### Records to process
┌──

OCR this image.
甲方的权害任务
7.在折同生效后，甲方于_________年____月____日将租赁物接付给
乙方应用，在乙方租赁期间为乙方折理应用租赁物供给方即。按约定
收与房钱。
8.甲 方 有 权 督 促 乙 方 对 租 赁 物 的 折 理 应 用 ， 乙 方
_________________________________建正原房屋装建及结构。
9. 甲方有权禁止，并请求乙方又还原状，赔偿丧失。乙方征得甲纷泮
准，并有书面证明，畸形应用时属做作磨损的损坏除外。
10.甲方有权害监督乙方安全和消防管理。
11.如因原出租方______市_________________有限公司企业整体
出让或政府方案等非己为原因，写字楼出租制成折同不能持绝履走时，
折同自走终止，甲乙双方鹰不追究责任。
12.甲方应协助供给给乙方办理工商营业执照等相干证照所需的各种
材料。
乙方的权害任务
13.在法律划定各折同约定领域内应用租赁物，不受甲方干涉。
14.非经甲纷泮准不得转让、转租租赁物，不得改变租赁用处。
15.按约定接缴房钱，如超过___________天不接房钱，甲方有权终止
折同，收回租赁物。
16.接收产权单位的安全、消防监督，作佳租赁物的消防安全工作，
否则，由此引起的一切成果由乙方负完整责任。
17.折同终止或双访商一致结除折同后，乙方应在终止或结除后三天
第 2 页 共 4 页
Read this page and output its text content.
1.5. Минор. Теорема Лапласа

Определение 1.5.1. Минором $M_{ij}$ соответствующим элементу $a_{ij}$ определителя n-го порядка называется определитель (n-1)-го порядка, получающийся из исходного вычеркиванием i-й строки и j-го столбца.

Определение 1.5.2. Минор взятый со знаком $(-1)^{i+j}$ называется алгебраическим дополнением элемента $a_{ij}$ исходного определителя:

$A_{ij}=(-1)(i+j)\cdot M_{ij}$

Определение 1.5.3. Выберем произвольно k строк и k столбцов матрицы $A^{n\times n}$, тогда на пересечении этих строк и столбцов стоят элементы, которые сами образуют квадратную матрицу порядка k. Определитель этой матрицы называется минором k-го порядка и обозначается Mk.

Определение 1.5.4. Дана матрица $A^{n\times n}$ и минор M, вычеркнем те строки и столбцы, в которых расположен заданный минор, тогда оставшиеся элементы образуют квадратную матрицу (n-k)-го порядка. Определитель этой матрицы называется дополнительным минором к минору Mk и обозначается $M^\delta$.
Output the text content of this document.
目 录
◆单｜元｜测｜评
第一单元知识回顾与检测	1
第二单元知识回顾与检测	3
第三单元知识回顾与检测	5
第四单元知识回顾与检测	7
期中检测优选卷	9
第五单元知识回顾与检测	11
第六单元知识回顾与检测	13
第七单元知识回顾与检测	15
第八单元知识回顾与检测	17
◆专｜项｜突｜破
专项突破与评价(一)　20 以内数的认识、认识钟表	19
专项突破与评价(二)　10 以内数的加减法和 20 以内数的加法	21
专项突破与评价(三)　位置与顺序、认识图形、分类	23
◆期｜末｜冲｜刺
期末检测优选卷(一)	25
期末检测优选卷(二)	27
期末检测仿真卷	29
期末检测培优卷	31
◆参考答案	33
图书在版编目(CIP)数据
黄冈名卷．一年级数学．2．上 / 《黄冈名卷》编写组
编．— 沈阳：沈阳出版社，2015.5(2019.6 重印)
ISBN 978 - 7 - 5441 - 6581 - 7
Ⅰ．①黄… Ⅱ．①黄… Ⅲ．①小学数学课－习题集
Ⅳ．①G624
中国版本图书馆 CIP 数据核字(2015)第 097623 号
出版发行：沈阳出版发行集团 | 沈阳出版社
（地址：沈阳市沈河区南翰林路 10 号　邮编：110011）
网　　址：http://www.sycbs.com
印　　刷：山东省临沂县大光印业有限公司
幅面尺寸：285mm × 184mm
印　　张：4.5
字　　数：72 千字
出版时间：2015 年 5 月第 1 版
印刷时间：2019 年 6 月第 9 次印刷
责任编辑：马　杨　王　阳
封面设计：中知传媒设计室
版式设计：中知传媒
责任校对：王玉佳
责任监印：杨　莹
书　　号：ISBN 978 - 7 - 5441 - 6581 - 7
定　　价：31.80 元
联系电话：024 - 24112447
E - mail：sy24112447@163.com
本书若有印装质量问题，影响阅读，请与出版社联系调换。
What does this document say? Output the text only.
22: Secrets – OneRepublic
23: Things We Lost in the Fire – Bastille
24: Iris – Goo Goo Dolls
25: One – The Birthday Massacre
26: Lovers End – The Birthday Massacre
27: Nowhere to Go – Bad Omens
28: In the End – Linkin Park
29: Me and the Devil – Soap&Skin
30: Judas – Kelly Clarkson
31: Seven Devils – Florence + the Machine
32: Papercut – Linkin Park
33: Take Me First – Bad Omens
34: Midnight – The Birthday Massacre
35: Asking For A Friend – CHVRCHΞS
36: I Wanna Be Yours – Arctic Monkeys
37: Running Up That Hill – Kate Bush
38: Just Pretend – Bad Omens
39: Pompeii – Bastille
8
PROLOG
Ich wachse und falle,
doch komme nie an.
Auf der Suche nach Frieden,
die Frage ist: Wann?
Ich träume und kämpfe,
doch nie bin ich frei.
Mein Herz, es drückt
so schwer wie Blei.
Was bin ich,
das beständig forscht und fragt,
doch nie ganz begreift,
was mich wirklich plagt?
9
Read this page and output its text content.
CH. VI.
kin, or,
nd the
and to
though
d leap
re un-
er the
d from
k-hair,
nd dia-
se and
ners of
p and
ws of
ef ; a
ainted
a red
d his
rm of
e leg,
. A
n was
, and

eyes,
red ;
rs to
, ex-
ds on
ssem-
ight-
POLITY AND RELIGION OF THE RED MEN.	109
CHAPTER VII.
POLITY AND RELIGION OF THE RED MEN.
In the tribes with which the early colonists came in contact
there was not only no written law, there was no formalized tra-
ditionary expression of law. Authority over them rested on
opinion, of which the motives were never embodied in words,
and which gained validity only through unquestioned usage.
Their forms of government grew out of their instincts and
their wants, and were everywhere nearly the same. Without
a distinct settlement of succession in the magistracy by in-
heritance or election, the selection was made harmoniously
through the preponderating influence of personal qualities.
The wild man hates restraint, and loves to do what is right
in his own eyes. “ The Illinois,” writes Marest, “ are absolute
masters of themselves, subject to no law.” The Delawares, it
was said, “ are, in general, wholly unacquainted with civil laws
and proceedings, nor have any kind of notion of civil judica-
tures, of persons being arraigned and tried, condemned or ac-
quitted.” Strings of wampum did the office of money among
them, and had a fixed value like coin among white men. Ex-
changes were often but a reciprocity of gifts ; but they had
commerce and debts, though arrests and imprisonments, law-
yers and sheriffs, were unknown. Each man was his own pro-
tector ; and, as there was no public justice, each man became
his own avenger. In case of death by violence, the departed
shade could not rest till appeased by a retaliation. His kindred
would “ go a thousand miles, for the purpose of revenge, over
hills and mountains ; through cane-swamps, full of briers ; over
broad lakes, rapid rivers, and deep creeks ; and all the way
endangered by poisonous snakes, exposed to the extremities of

└──

### What is required
Work out the count of lines containing the word "times", then write only that count.

### In response
2